(Dataset records)
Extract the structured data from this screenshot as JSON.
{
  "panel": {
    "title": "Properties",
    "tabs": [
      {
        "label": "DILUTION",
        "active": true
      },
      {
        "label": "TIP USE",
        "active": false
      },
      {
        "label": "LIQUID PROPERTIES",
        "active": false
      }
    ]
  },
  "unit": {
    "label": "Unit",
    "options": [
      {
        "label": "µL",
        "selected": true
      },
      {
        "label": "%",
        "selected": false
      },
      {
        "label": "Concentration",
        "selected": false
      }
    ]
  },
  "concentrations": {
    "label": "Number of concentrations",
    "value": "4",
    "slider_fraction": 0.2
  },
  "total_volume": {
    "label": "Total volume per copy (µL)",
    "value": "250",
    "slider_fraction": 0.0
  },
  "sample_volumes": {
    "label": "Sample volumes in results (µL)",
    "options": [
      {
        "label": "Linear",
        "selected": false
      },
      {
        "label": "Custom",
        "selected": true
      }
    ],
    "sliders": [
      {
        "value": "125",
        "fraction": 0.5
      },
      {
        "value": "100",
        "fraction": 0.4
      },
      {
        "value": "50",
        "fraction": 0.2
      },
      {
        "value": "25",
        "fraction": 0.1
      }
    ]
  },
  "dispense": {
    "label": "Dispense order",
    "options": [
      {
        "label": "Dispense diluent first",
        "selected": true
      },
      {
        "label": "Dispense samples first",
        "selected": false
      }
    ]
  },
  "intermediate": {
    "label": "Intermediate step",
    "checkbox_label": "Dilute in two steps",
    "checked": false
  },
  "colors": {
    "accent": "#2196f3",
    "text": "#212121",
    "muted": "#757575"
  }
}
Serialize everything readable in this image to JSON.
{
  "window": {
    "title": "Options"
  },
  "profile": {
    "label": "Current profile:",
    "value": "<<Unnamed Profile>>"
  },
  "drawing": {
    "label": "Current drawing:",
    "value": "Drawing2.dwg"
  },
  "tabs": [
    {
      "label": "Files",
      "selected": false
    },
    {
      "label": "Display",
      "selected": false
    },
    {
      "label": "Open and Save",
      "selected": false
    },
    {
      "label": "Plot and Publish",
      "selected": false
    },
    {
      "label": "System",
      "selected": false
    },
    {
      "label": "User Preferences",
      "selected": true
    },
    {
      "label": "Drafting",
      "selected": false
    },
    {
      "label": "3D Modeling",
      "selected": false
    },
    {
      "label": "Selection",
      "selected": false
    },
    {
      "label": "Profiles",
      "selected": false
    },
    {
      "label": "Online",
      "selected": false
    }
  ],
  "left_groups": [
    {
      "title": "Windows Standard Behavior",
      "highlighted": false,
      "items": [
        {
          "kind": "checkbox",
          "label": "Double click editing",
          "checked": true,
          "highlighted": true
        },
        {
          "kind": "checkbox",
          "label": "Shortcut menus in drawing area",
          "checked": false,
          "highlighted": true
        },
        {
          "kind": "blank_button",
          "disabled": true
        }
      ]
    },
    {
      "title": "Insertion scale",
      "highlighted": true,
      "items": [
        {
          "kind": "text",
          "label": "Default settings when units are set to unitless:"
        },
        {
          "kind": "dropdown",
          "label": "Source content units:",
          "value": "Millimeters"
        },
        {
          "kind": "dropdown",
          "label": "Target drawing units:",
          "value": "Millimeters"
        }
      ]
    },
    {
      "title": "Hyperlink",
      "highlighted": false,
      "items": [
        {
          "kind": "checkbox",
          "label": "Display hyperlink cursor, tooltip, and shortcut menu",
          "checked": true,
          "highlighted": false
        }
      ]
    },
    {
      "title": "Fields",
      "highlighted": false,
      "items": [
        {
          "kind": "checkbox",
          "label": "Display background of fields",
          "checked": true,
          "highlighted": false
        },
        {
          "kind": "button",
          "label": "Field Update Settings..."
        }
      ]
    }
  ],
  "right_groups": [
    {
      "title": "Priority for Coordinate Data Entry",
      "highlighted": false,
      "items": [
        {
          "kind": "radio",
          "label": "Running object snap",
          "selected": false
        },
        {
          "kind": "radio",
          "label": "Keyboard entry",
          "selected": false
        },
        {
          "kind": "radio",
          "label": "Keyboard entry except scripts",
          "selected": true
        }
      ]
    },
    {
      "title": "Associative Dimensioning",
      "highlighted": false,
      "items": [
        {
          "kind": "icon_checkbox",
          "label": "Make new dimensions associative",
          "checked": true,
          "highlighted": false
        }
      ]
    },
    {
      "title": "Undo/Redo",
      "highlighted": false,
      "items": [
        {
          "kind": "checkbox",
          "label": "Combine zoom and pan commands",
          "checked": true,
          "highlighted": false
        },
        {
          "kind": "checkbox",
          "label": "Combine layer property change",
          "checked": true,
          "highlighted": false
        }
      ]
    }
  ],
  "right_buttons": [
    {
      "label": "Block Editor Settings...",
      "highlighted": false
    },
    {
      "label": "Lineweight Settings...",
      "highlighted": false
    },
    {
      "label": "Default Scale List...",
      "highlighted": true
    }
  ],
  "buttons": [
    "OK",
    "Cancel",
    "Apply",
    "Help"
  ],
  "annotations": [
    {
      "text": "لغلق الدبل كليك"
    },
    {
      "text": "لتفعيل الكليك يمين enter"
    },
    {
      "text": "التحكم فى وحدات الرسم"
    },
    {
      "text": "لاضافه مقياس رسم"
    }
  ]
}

## Task instructions
Reproduce each line verbatim.

## Task response
Extract the structured data from this screenshot as JSON.
{
  "panel": {
    "title": "Properties",
    "tabs": [
      {
        "label": "DILUTION",
        "active": true
      },
      {
        "label": "TIP USE",
        "active": false
      },
      {
        "label": "LIQUID PROPERTIES",
        "active": false
      }
    ]
  },
  "unit": {
    "label": "Unit",
    "options": [
      {
        "label": "µL",
        "selected": true
      },
      {
        "label": "%",
        "selected": false
      },
      {
        "label": "Concentration",
        "selected": false
      }
    ]
  },
  "concentrations": {
    "label": "Number of concentrations",
    "value": "4",
    "slider_fraction": 0.2
  },
  "total_volume": {
    "label": "Total volume per copy (µL)",
    "value": "250",
    "slider_fraction": 0.0
  },
  "sample_volumes": {
    "label": "Sample volumes in results (µL)",
    "options": [
      {
        "label": "Linear",
        "selected": false
      },
      {
        "label": "Custom",
        "selected": true
      }
    ],
    "sliders": [
      {
        "value": "125",
        "fraction": 0.5
      },
      {
        "value": "100",
        "fraction": 0.4
      },
      {
        "value": "50",
        "fraction": 0.2
      },
      {
        "value": "25",
        "fraction": 0.1
      }
    ]
  },
  "dispense": {
    "label": "Dispense order",
    "options": [
      {
        "label": "Dispense diluent first",
        "selected": true
      },
      {
        "label": "Dispense samples first",
        "selected": false
      }
    ]
  },
  "intermediate": {
    "label": "Intermediate step",
    "checkbox_label": "Dilute in two steps",
    "checked": false
  },
  "colors": {
    "accent": "#2196f3",
    "text": "#212121",
    "muted": "#757575"
  }
}
Serialize everything readable in this image to JSON.
{
  "window": {
    "title": "Options"
  },
  "profile": {
    "label": "Current profile:",
    "value": "<<Unnamed Profile>>"
  },
  "drawing": {
    "label": "Current drawing:",
    "value": "Drawing2.dwg"
  },
  "tabs": [
    {
      "label": "Files",
      "selected": false
    },
    {
      "label": "Display",
      "selected": false
    },
    {
      "label": "Open and Save",
      "selected": false
    },
    {
      "label": "Plot and Publish",
      "selected": false
    },
    {
      "label": "System",
      "selected": false
    },
    {
      "label": "User Preferences",
      "selected": true
    },
    {
      "label": "Drafting",
      "selected": false
    },
    {
      "label": "3D Modeling",
      "selected": false
    },
    {
      "label": "Selection",
      "selected": false
    },
    {
      "label": "Profiles",
      "selected": false
    },
    {
      "label": "Online",
      "selected": false
    }
  ],
  "left_groups": [
    {
      "title": "Windows Standard Behavior",
      "highlighted": false,
      "items": [
        {
          "kind": "checkbox",
          "label": "Double click editing",
          "checked": true,
          "highlighted": true
        },
        {
          "kind": "checkbox",
          "label": "Shortcut menus in drawing area",
          "checked": false,
          "highlighted": true
        },
        {
          "kind": "blank_button",
          "disabled": true
        }
      ]
    },
    {
      "title": "Insertion scale",
      "highlighted": true,
      "items": [
        {
          "kind": "text",
          "label": "Default settings when units are set to unitless:"
        },
        {
          "kind": "dropdown",
          "label": "Source content units:",
          "value": "Millimeters"
        },
        {
          "kind": "dropdown",
          "label": "Target drawing units:",
          "value": "Millimeters"
        }
      ]
    },
    {
      "title": "Hyperlink",
      "highlighted": false,
      "items": [
        {
          "kind": "checkbox",
          "label": "Display hyperlink cursor, tooltip, and shortcut menu",
          "checked": true,
          "highlighted": false
        }
      ]
    },
    {
      "title": "Fields",
      "highlighted": false,
      "items": [
        {
          "kind": "checkbox",
          "label": "Display background of fields",
          "checked": true,
          "highlighted": false
        },
        {
          "kind": "button",
          "label": "Field Update Settings..."
        }
      ]
    }
  ],
  "right_groups": [
    {
      "title": "Priority for Coordinate Data Entry",
      "highlighted": false,
      "items": [
        {
          "kind": "radio",
          "label": "Running object snap",
          "selected": false
        },
        {
          "kind": "radio",
          "label": "Keyboard entry",
          "selected": false
        },
        {
          "kind": "radio",
          "label": "Keyboard entry except scripts",
          "selected": true
        }
      ]
    },
    {
      "title": "Associative Dimensioning",
      "highlighted": false,
      "items": [
        {
          "kind": "icon_checkbox",
          "label": "Make new dimensions associative",
          "checked": true,
          "highlighted": false
        }
      ]
    },
    {
      "title": "Undo/Redo",
      "highlighted": false,
      "items": [
        {
          "kind": "checkbox",
          "label": "Combine zoom and pan commands",
          "checked": true,
          "highlighted": false
        },
        {
          "kind": "checkbox",
          "label": "Combine layer property change",
          "checked": true,
          "highlighted": false
        }
      ]
    }
  ],
  "right_buttons": [
    {
      "label": "Block Editor Settings...",
      "highlighted": false
    },
    {
      "label": "Lineweight Settings...",
      "highlighted": false
    },
    {
      "label": "Default Scale List...",
      "highlighted": true
    }
  ],
  "buttons": [
    "OK",
    "Cancel",
    "Apply",
    "Help"
  ],
  "annotations": [
    {
      "text": "لغلق الدبل كليك"
    },
    {
      "text": "لتفعيل الكليك يمين enter"
    },
    {
      "text": "التحكم فى وحدات الرسم"
    },
    {
      "text": "لاضافه مقياس رسم"
    }
  ]
}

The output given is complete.